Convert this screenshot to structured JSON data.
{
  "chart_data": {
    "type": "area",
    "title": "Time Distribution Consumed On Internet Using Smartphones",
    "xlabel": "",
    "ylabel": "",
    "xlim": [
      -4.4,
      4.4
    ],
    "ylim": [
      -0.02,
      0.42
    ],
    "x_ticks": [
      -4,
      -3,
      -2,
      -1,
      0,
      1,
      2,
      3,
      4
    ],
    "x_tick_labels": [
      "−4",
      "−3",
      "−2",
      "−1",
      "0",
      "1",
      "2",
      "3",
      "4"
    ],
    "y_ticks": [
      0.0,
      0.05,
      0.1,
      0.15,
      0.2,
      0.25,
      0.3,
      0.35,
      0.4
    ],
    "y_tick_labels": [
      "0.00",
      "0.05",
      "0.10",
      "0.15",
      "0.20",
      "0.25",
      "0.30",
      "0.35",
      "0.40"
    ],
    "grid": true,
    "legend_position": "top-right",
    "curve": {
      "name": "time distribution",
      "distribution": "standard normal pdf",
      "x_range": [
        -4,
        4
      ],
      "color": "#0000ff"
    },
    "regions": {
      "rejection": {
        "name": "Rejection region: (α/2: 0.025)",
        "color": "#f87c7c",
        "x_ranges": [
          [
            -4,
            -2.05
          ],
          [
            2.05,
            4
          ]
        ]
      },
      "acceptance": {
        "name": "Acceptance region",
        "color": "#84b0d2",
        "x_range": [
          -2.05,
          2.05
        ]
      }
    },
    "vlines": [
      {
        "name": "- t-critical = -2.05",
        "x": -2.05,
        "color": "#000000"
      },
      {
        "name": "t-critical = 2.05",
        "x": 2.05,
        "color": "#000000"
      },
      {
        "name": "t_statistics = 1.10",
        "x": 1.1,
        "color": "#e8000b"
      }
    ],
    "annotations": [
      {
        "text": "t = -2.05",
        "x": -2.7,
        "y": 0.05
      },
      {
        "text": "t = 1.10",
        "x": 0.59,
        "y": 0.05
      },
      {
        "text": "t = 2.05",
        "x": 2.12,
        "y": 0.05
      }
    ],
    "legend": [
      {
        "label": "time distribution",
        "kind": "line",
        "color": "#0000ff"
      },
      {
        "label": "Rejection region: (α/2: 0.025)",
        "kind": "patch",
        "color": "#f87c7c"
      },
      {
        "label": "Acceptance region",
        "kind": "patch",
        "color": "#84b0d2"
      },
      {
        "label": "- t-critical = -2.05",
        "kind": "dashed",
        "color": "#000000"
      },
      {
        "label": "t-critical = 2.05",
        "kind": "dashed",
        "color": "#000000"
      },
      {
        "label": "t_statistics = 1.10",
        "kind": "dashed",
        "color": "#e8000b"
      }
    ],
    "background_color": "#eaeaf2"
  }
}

··········

State how many lines in the records above contain the word "name", giving only the number.

6